PROBLEM DETAILS - Pick every line from the data that holds the word "this".

SUPPLIED RECORDS -
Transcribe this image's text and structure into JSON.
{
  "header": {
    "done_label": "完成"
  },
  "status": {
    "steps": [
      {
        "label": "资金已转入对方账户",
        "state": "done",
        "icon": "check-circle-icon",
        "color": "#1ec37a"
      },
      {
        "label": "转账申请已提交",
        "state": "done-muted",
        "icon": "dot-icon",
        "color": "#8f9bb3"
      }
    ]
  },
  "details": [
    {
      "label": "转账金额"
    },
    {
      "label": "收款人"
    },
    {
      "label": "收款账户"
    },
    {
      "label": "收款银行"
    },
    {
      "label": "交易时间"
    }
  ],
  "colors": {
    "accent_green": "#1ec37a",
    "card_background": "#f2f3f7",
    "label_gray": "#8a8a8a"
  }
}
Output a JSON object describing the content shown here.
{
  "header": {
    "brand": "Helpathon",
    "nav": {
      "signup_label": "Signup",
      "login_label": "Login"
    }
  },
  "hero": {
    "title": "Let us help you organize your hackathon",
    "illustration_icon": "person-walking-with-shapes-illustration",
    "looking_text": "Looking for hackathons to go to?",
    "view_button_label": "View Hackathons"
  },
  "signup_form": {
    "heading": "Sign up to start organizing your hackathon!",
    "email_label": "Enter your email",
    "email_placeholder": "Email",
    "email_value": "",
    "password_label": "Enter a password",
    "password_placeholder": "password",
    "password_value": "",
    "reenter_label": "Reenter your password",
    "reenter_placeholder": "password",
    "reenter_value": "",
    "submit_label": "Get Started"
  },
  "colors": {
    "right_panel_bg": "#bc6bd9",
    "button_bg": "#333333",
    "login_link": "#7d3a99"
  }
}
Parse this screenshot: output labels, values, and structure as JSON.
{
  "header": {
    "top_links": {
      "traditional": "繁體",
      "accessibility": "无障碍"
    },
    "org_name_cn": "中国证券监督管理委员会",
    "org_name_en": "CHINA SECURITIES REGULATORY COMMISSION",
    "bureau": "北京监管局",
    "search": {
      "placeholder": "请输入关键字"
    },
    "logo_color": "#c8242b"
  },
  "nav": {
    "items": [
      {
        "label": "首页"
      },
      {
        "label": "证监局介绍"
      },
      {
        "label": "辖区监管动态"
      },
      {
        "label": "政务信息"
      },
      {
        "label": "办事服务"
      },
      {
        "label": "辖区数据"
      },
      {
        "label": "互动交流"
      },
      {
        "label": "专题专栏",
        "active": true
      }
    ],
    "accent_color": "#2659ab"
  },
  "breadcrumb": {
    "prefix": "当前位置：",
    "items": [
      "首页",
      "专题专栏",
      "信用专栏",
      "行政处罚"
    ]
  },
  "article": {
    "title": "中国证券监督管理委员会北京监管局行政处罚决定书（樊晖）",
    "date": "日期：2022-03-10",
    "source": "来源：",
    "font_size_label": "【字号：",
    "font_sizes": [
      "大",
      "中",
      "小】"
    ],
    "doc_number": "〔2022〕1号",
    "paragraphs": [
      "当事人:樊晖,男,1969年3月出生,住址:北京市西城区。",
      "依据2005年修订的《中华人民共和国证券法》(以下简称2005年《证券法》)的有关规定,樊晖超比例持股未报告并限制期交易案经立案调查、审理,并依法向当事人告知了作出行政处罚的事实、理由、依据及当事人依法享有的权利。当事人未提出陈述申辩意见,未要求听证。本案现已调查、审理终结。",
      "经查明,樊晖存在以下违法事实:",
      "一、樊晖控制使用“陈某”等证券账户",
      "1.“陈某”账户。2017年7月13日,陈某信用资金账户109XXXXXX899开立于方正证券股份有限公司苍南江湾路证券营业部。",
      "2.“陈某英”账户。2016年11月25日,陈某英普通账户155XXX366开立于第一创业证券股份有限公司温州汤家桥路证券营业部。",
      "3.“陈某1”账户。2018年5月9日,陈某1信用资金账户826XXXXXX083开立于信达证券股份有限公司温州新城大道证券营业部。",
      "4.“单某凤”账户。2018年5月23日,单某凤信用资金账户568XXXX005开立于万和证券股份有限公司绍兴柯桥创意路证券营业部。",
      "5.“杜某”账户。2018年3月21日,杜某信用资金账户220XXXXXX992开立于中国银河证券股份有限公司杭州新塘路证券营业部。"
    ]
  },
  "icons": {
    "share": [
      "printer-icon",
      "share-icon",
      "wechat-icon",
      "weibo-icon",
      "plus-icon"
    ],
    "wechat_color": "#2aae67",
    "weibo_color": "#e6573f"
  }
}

TASK SOLUTION -
Transcribe this image's text and structure into JSON.
Parse this screenshot: output labels, values, and structure as JSON.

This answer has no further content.